Set down the full listing exactly as given. Any pictures are to be left out.

(Data entries)
──────────
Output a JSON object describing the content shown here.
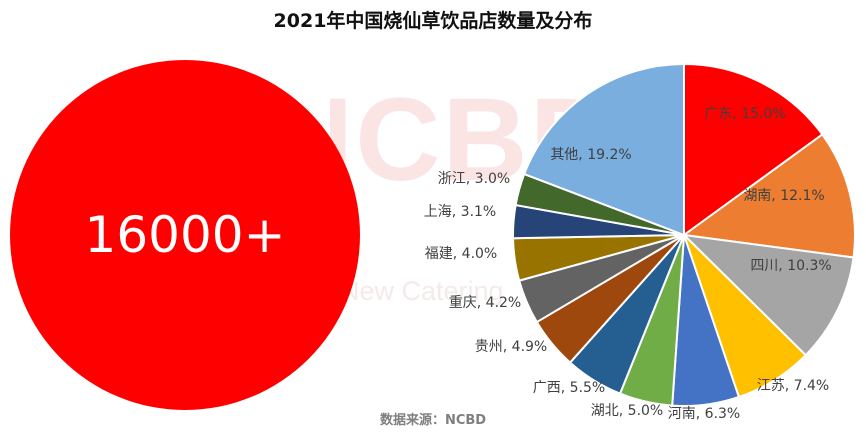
{
  "watermark": {
    "logo": "NCBD",
    "subtitle": "New Catering"
  },
  "highlight": {
    "value": "16000+",
    "color": "#ff0000"
  },
  "source": "数据来源：NCBD",
  "chart_data": {
    "type": "pie",
    "title": "2021年中国烧仙草饮品店数量及分布",
    "unit": "%",
    "start": "12 o'clock, clockwise",
    "slices": [
      {
        "label": "广东",
        "value": 15.0,
        "text": "广东, 15.0%",
        "color": "#ff0000"
      },
      {
        "label": "湖南",
        "value": 12.1,
        "text": "湖南, 12.1%",
        "color": "#ed7d31"
      },
      {
        "label": "四川",
        "value": 10.3,
        "text": "四川, 10.3%",
        "color": "#a5a5a5"
      },
      {
        "label": "江苏",
        "value": 7.4,
        "text": "江苏, 7.4%",
        "color": "#ffc000"
      },
      {
        "label": "河南",
        "value": 6.3,
        "text": "河南, 6.3%",
        "color": "#4472c4"
      },
      {
        "label": "湖北",
        "value": 5.0,
        "text": "湖北, 5.0%",
        "color": "#70ad47"
      },
      {
        "label": "广西",
        "value": 5.5,
        "text": "广西, 5.5%",
        "color": "#255e91"
      },
      {
        "label": "贵州",
        "value": 4.9,
        "text": "贵州, 4.9%",
        "color": "#9e480e"
      },
      {
        "label": "重庆",
        "value": 4.2,
        "text": "重庆, 4.2%",
        "color": "#636363"
      },
      {
        "label": "福建",
        "value": 4.0,
        "text": "福建, 4.0%",
        "color": "#997300"
      },
      {
        "label": "上海",
        "value": 3.1,
        "text": "上海, 3.1%",
        "color": "#264478"
      },
      {
        "label": "浙江",
        "value": 3.0,
        "text": "浙江, 3.0%",
        "color": "#43682b"
      },
      {
        "label": "其他",
        "value": 19.2,
        "text": "其他, 19.2%",
        "color": "#7aaedf"
      }
    ]
  }
}
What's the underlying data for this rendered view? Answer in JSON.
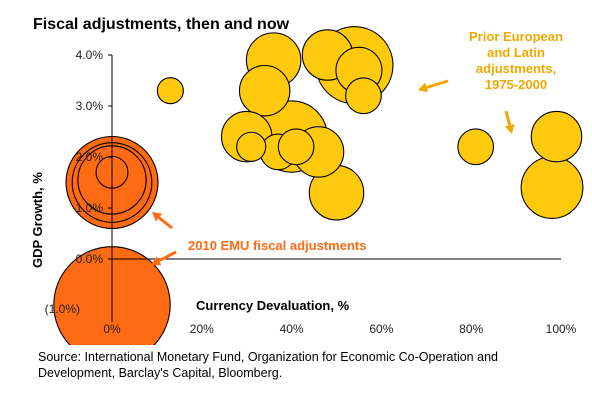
──────────
:: RESPONSE ::
Output a JSON object describing the content shown here.
{
  "watermark": {
    "logo": "NCBD",
    "subtitle": "New Catering"
  },
  "highlight": {
    "value": "16000+",
    "color": "#ff0000"
  },
  "source": "数据来源：NCBD",
  "chart_data": {
    "type": "pie",
    "title": "2021年中国烧仙草饮品店数量及分布",
    "unit": "%",
    "start": "12 o'clock, clockwise",
    "slices": [
      {
        "label": "广东",
        "value": 15.0,
        "text": "广东, 15.0%",
        "color": "#ff0000"
      },
      {
        "label": "湖南",
        "value": 12.1,
        "text": "湖南, 12.1%",
        "color": "#ed7d31"
      },
      {
        "label": "四川",
        "value": 10.3,
        "text": "四川, 10.3%",
        "color": "#a5a5a5"
      },
      {
        "label": "江苏",
        "value": 7.4,
        "text": "江苏, 7.4%",
        "color": "#ffc000"
      },
      {
        "label": "河南",
        "value": 6.3,
        "text": "河南, 6.3%",
        "color": "#4472c4"
      },
      {
        "label": "湖北",
        "value": 5.0,
        "text": "湖北, 5.0%",
        "color": "#70ad47"
      },
      {
        "label": "广西",
        "value": 5.5,
        "text": "广西, 5.5%",
        "color": "#255e91"
      },
      {
        "label": "贵州",
        "value": 4.9,
        "text": "贵州, 4.9%",
        "color": "#9e480e"
      },
      {
        "label": "重庆",
        "value": 4.2,
        "text": "重庆, 4.2%",
        "color": "#636363"
      },
      {
        "label": "福建",
        "value": 4.0,
        "text": "福建, 4.0%",
        "color": "#997300"
      },
      {
        "label": "上海",
        "value": 3.1,
        "text": "上海, 3.1%",
        "color": "#264478"
      },
      {
        "label": "浙江",
        "value": 3.0,
        "text": "浙江, 3.0%",
        "color": "#43682b"
      },
      {
        "label": "其他",
        "value": 19.2,
        "text": "其他, 19.2%",
        "color": "#7aaedf"
      }
    ]
  }
}
What's the underlying data for this rendered view? Answer in JSON.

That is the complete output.